[Rows from a dataset]
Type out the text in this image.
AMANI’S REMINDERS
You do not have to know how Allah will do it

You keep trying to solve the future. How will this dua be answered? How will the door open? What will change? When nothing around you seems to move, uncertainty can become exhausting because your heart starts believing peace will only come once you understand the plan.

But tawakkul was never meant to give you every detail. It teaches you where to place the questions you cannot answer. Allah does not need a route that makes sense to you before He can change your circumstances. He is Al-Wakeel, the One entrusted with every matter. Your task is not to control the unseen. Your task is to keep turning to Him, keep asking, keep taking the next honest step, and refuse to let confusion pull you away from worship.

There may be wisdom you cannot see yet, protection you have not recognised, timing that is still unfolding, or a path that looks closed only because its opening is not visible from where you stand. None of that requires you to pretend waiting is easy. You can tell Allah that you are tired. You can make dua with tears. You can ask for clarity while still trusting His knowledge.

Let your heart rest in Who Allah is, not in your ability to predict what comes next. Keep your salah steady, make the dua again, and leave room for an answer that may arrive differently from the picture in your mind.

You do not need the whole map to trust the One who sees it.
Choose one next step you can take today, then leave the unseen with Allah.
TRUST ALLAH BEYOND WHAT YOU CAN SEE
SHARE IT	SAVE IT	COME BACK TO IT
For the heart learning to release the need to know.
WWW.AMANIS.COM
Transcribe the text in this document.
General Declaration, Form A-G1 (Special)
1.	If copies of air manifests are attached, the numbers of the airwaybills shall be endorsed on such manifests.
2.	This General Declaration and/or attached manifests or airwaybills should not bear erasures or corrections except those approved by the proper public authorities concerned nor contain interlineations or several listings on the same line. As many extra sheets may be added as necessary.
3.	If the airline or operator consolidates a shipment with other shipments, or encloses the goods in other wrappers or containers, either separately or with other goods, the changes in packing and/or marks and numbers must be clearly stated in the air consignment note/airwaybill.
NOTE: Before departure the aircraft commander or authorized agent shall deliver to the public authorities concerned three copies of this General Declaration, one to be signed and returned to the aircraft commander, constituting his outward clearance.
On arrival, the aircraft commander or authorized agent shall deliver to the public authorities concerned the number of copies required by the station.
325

- Exercise description -
All lines above containing the string "deliver" are to be collected.

- Expected output -
NOTE: Before departure the aircraft commander or authorized agent shall deliver to the public authorities concerned three copies of this General Declaration, one to be signed and returned to the aircraft commander, constituting his outward clearance.
On arrival, the aircraft commander or authorized agent shall deliver to the public authorities concerned the number of copies required by the station.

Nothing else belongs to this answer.